**Task goal:** List every distinct term the passage on surfactant treatment for newborn bacterial pneumonia uses to describe an infant's gestational maturity.

**Exercise passage:**
★ ★ ★ ★

Bacterial pneumonia in preterm and term newborn babies can cause problems with the functioning of pulmonary surfactant, a complex combination of fats and proteins that lines the lung and causes the lung to work effectively. Disrupting surfactant function makes breathing very difficult for these infants. In this review, we did not find any suitable clinical trials to assess the benefits or harms of surfactant treatment in addition to standard intensive care in the treatment of babies with bacterial pneumonia. More research is needed to answer the question of whether surfactant treatment is beneficial for near-term and term infants with bacterial pneumonia.
There is no evidence from randomised controlled trials (RCTs) to support or refute the efficacy of surfactant in near-term and term infants with proven or suspected bacterial pneumonia. RCTs are still required to answer this question.
Pulmonary surfactant is an important part of the host defence against respiratory infections. Bacterial pneumonia in late preterm or term newborn infants often leads to surfactant deficiency or dysfunction, as surfactant is either inactivated or peroxidated. Studies of animal models of pneumonia and clinical case reports suggest that exogenous surfactant might be beneficial to infants with bacterial pneumonia.
To assess the effect of exogenous surfactant treatment on mortality and pulmonary complications in infants with bacterial pneumonia.

★ ★ ★ ★

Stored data
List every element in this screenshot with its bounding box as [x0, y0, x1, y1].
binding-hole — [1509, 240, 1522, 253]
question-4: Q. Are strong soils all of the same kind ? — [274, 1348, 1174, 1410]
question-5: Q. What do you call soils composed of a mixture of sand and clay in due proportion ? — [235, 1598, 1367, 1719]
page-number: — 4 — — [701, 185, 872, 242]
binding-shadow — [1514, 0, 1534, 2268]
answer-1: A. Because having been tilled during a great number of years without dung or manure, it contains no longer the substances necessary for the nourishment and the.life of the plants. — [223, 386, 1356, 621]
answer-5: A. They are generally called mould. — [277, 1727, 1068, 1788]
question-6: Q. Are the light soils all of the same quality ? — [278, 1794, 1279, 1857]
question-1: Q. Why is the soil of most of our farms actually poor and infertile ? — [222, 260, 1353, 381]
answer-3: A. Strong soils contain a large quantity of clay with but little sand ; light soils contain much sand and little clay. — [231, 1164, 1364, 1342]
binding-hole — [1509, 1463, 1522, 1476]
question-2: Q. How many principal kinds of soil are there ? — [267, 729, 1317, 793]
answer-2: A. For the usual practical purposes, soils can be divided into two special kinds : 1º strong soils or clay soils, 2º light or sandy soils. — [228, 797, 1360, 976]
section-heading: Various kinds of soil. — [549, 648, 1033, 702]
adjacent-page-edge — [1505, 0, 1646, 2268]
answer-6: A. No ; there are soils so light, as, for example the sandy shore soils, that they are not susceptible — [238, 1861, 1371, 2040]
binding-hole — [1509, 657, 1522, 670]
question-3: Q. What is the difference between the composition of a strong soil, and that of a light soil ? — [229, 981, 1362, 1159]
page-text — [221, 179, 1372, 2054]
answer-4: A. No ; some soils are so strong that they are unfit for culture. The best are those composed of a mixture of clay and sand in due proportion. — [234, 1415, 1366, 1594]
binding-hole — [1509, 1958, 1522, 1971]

★ ★ ★ ★

**Result of this task:**
- preterm
- term
- near-term
- late preterm